* **WORK TO COMPLETE**
Each record below should appear again exactly as written.
★ ★ ★ ★ ★
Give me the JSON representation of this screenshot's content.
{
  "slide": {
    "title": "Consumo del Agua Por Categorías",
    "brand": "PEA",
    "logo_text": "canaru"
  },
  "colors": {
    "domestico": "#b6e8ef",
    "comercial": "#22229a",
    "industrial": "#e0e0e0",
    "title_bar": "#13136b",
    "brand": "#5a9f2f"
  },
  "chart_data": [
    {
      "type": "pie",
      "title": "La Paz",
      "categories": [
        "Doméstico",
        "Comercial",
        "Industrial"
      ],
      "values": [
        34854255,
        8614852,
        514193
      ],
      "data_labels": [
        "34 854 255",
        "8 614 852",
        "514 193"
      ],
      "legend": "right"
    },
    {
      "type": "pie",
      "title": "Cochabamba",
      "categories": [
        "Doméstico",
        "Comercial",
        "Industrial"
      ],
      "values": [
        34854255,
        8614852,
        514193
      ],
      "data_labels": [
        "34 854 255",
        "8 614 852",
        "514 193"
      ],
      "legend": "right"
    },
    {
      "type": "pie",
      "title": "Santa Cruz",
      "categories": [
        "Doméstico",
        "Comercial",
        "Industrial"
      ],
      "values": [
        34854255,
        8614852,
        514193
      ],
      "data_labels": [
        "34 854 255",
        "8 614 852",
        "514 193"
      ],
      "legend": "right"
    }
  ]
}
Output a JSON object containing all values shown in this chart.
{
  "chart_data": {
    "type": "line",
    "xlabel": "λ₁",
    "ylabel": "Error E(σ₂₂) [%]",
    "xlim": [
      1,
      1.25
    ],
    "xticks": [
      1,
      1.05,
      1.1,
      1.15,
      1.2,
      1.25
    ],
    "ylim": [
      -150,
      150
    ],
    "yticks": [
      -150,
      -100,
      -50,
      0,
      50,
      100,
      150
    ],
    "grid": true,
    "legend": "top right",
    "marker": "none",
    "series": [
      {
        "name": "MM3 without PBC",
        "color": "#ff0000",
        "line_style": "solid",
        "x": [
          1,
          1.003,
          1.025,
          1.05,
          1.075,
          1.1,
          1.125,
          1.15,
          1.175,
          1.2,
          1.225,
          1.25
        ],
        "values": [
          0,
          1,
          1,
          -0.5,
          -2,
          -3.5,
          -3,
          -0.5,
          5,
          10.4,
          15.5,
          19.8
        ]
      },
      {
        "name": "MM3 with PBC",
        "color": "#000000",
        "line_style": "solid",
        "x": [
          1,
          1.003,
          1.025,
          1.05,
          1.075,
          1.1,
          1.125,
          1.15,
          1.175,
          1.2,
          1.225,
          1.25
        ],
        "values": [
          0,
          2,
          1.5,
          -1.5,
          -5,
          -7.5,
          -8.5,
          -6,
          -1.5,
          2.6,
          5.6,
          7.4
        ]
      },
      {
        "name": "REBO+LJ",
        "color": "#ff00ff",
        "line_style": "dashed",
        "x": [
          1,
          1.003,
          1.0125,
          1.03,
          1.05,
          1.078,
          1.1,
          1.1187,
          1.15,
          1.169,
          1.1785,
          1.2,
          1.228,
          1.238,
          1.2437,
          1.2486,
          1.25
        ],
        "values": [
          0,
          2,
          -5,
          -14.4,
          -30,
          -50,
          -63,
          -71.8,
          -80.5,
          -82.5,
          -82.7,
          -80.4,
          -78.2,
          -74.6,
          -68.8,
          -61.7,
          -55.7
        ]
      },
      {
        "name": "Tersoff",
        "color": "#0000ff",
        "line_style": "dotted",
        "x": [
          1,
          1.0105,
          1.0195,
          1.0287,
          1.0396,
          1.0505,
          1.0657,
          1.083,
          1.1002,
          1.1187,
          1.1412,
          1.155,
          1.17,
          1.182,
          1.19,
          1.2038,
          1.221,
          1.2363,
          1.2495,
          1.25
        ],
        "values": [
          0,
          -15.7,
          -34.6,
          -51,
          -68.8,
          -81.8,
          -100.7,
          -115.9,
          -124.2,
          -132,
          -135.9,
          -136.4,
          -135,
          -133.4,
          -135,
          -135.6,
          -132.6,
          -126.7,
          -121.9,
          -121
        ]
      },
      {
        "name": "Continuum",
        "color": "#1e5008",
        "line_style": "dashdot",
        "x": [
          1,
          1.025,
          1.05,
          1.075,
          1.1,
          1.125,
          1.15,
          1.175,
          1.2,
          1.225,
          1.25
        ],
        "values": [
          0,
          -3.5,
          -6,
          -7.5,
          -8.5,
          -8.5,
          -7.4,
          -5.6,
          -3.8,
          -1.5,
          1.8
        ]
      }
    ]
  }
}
★ ★ ★ ★ ★
* **EXPECTED ANSWER**
Give me the JSON representation of this screenshot's content.
{
  "slide": {
    "title": "Consumo del Agua Por Categorías",
    "brand": "PEA",
    "logo_text": "canaru"
  },
  "colors": {
    "domestico": "#b6e8ef",
    "comercial": "#22229a",
    "industrial": "#e0e0e0",
    "title_bar": "#13136b",
    "brand": "#5a9f2f"
  },
  "chart_data": [
    {
      "type": "pie",
      "title": "La Paz",
      "categories": [
        "Doméstico",
        "Comercial",
        "Industrial"
      ],
      "values": [
        34854255,
        8614852,
        514193
      ],
      "data_labels": [
        "34 854 255",
        "8 614 852",
        "514 193"
      ],
      "legend": "right"
    },
    {
      "type": "pie",
      "title": "Cochabamba",
      "categories": [
        "Doméstico",
        "Comercial",
        "Industrial"
      ],
      "values": [
        34854255,
        8614852,
        514193
      ],
      "data_labels": [
        "34 854 255",
        "8 614 852",
        "514 193"
      ],
      "legend": "right"
    },
    {
      "type": "pie",
      "title": "Santa Cruz",
      "categories": [
        "Doméstico",
        "Comercial",
        "Industrial"
      ],
      "values": [
        34854255,
        8614852,
        514193
      ],
      "data_labels": [
        "34 854 255",
        "8 614 852",
        "514 193"
      ],
      "legend": "right"
    }
  ]
}
Output a JSON object containing all values shown in this chart.
{
  "chart_data": {
    "type": "line",
    "xlabel": "λ₁",
    "ylabel": "Error E(σ₂₂) [%]",
    "xlim": [
      1,
      1.25
    ],
    "xticks": [
      1,
      1.05,
      1.1,
      1.15,
      1.2,
      1.25
    ],
    "ylim": [
      -150,
      150
    ],
    "yticks": [
      -150,
      -100,
      -50,
      0,
      50,
      100,
      150
    ],
    "grid": true,
    "legend": "top right",
    "marker": "none",
    "series": [
      {
        "name": "MM3 without PBC",
        "color": "#ff0000",
        "line_style": "solid",
        "x": [
          1,
          1.003,
          1.025,
          1.05,
          1.075,
          1.1,
          1.125,
          1.15,
          1.175,
          1.2,
          1.225,
          1.25
        ],
        "values": [
          0,
          1,
          1,
          -0.5,
          -2,
          -3.5,
          -3,
          -0.5,
          5,
          10.4,
          15.5,
          19.8
        ]
      },
      {
        "name": "MM3 with PBC",
        "color": "#000000",
        "line_style": "solid",
        "x": [
          1,
          1.003,
          1.025,
          1.05,
          1.075,
          1.1,
          1.125,
          1.15,
          1.175,
          1.2,
          1.225,
          1.25
        ],
        "values": [
          0,
          2,
          1.5,
          -1.5,
          -5,
          -7.5,
          -8.5,
          -6,
          -1.5,
          2.6,
          5.6,
          7.4
        ]
      },
      {
        "name": "REBO+LJ",
        "color": "#ff00ff",
        "line_style": "dashed",
        "x": [
          1,
          1.003,
          1.0125,
          1.03,
          1.05,
          1.078,
          1.1,
          1.1187,
          1.15,
          1.169,
          1.1785,
          1.2,
          1.228,
          1.238,
          1.2437,
          1.2486,
          1.25
        ],
        "values": [
          0,
          2,
          -5,
          -14.4,
          -30,
          -50,
          -63,
          -71.8,
          -80.5,
          -82.5,
          -82.7,
          -80.4,
          -78.2,
          -74.6,
          -68.8,
          -61.7,
          -55.7
        ]
      },
      {
        "name": "Tersoff",
        "color": "#0000ff",
        "line_style": "dotted",
        "x": [
          1,
          1.0105,
          1.0195,
          1.0287,
          1.0396,
          1.0505,
          1.0657,
          1.083,
          1.1002,
          1.1187,
          1.1412,
          1.155,
          1.17,
          1.182,
          1.19,
          1.2038,
          1.221,
          1.2363,
          1.2495,
          1.25
        ],
        "values": [
          0,
          -15.7,
          -34.6,
          -51,
          -68.8,
          -81.8,
          -100.7,
          -115.9,
          -124.2,
          -132,
          -135.9,
          -136.4,
          -135,
          -133.4,
          -135,
          -135.6,
          -132.6,
          -126.7,
          -121.9,
          -121
        ]
      },
      {
        "name": "Continuum",
        "color": "#1e5008",
        "line_style": "dashdot",
        "x": [
          1,
          1.025,
          1.05,
          1.075,
          1.1,
          1.125,
          1.15,
          1.175,
          1.2,
          1.225,
          1.25
        ],
        "values": [
          0,
          -3.5,
          -6,
          -7.5,
          -8.5,
          -8.5,
          -7.4,
          -5.6,
          -3.8,
          -1.5,
          1.8
        ]
      }
    ]
  }
}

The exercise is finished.